> **What to do**
Gather from the listing below each line that includes the word "ventas", and copy it.

> **Record extracts**
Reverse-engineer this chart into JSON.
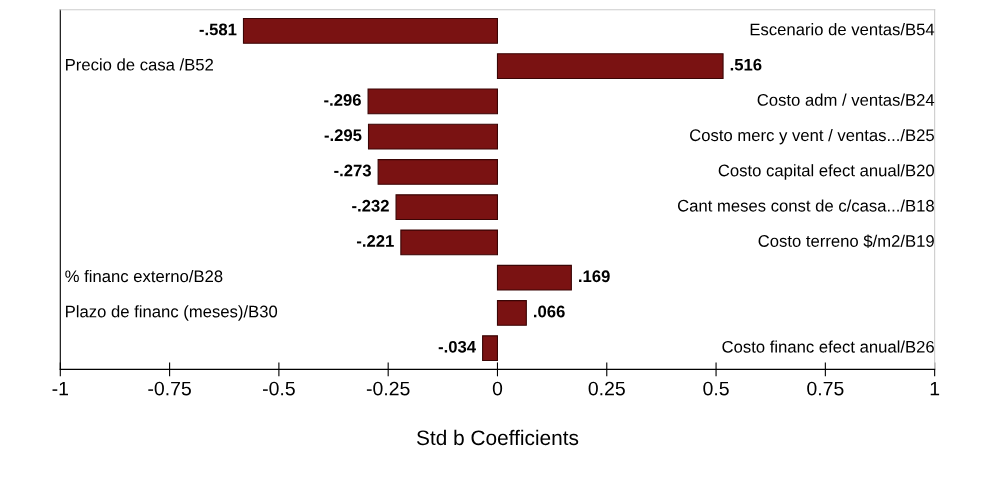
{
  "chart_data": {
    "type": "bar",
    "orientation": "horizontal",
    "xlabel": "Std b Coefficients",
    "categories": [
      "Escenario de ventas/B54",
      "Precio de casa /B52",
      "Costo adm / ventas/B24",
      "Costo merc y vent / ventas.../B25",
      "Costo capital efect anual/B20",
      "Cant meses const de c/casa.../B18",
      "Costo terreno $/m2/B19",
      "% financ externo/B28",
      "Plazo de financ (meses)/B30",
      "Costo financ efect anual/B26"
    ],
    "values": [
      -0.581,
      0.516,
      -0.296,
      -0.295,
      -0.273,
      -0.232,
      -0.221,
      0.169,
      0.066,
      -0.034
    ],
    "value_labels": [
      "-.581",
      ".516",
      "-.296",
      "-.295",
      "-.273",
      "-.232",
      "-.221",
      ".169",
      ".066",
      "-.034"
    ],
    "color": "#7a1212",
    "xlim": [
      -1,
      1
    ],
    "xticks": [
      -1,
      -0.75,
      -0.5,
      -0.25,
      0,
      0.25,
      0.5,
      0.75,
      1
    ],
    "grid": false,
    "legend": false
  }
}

> **Finished answer**
      "Escenario de ventas/B54",
      "Costo adm / ventas/B24",
      "Costo merc y vent / ventas.../B25",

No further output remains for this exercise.